Direction:
Write out all of the records precisely. Skip anything that is a picture.

═════ Dataset ═════

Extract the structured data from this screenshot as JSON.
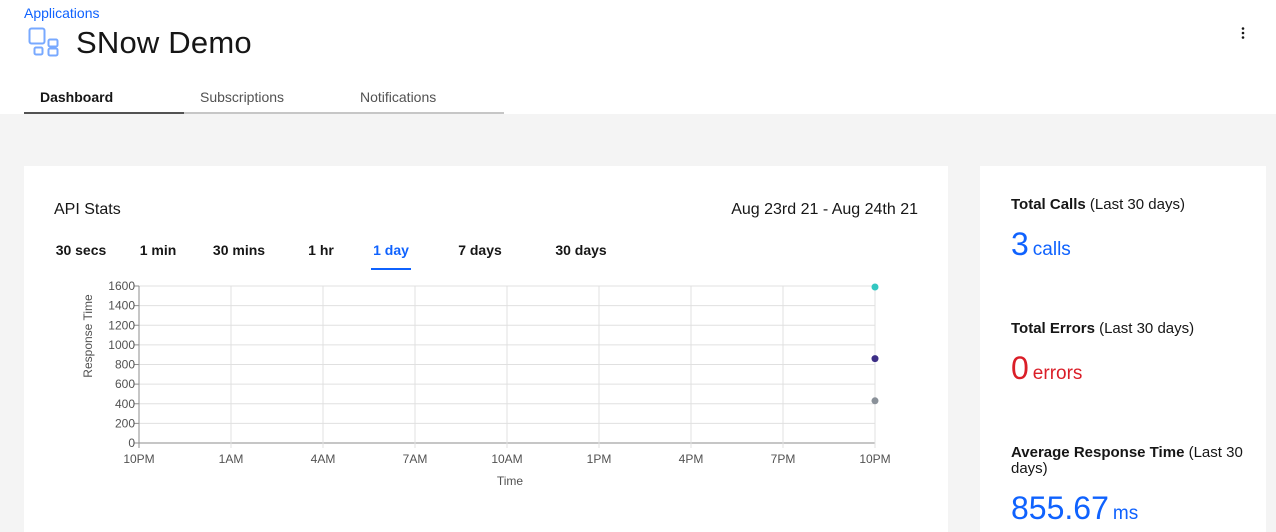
{
  "breadcrumb": {
    "label": "Applications"
  },
  "page": {
    "title": "SNow Demo",
    "icon": "application-icon"
  },
  "tabs": [
    {
      "label": "Dashboard",
      "active": true
    },
    {
      "label": "Subscriptions",
      "active": false
    },
    {
      "label": "Notifications",
      "active": false
    }
  ],
  "api_stats": {
    "title": "API Stats",
    "date_range": "Aug 23rd 21 - Aug 24th 21",
    "time_ranges": [
      {
        "label": "30 secs",
        "active": false
      },
      {
        "label": "1 min",
        "active": false
      },
      {
        "label": "30 mins",
        "active": false
      },
      {
        "label": "1 hr",
        "active": false
      },
      {
        "label": "1 day",
        "active": true
      },
      {
        "label": "7 days",
        "active": false
      },
      {
        "label": "30 days",
        "active": false
      }
    ]
  },
  "chart_data": {
    "type": "scatter",
    "title": "",
    "xlabel": "Time",
    "ylabel": "Response Time",
    "x_ticks": [
      "10PM",
      "1AM",
      "4AM",
      "7AM",
      "10AM",
      "1PM",
      "4PM",
      "7PM",
      "10PM"
    ],
    "y_ticks": [
      0,
      200,
      400,
      600,
      800,
      1000,
      1200,
      1400,
      1600
    ],
    "ylim": [
      0,
      1600
    ],
    "grid": true,
    "points": [
      {
        "x": "10PM",
        "y": 1590,
        "color": "#33c7c1"
      },
      {
        "x": "10PM",
        "y": 860,
        "color": "#3c2e86"
      },
      {
        "x": "10PM",
        "y": 430,
        "color": "#8a9199"
      }
    ]
  },
  "totals": {
    "calls": {
      "label": "Total Calls",
      "period": "(Last 30 days)",
      "value": "3",
      "unit": "calls"
    },
    "errors": {
      "label": "Total Errors",
      "period": "(Last 30 days)",
      "value": "0",
      "unit": "errors"
    },
    "response": {
      "label": "Average Response Time",
      "period": "(Last 30 days)",
      "value": "855.67",
      "unit": "ms"
    }
  },
  "colors": {
    "accent": "#0f62fe",
    "error": "#da1e28",
    "background": "#f4f4f4"
  }
}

═════

Answer:
Extract the structured data from this screenshot as JSON.
{
  "breadcrumb": {
    "label": "Applications"
  },
  "page": {
    "title": "SNow Demo",
    "icon": "application-icon"
  },
  "tabs": [
    {
      "label": "Dashboard",
      "active": true
    },
    {
      "label": "Subscriptions",
      "active": false
    },
    {
      "label": "Notifications",
      "active": false
    }
  ],
  "api_stats": {
    "title": "API Stats",
    "date_range": "Aug 23rd 21 - Aug 24th 21",
    "time_ranges": [
      {
        "label": "30 secs",
        "active": false
      },
      {
        "label": "1 min",
        "active": false
      },
      {
        "label": "30 mins",
        "active": false
      },
      {
        "label": "1 hr",
        "active": false
      },
      {
        "label": "1 day",
        "active": true
      },
      {
        "label": "7 days",
        "active": false
      },
      {
        "label": "30 days",
        "active": false
      }
    ]
  },
  "chart_data": {
    "type": "scatter",
    "title": "",
    "xlabel": "Time",
    "ylabel": "Response Time",
    "x_ticks": [
      "10PM",
      "1AM",
      "4AM",
      "7AM",
      "10AM",
      "1PM",
      "4PM",
      "7PM",
      "10PM"
    ],
    "y_ticks": [
      0,
      200,
      400,
      600,
      800,
      1000,
      1200,
      1400,
      1600
    ],
    "ylim": [
      0,
      1600
    ],
    "grid": true,
    "points": [
      {
        "x": "10PM",
        "y": 1590,
        "color": "#33c7c1"
      },
      {
        "x": "10PM",
        "y": 860,
        "color": "#3c2e86"
      },
      {
        "x": "10PM",
        "y": 430,
        "color": "#8a9199"
      }
    ]
  },
  "totals": {
    "calls": {
      "label": "Total Calls",
      "period": "(Last 30 days)",
      "value": "3",
      "unit": "calls"
    },
    "errors": {
      "label": "Total Errors",
      "period": "(Last 30 days)",
      "value": "0",
      "unit": "errors"
    },
    "response": {
      "label": "Average Response Time",
      "period": "(Last 30 days)",
      "value": "855.67",
      "unit": "ms"
    }
  },
  "colors": {
    "accent": "#0f62fe",
    "error": "#da1e28",
    "background": "#f4f4f4"
  }
}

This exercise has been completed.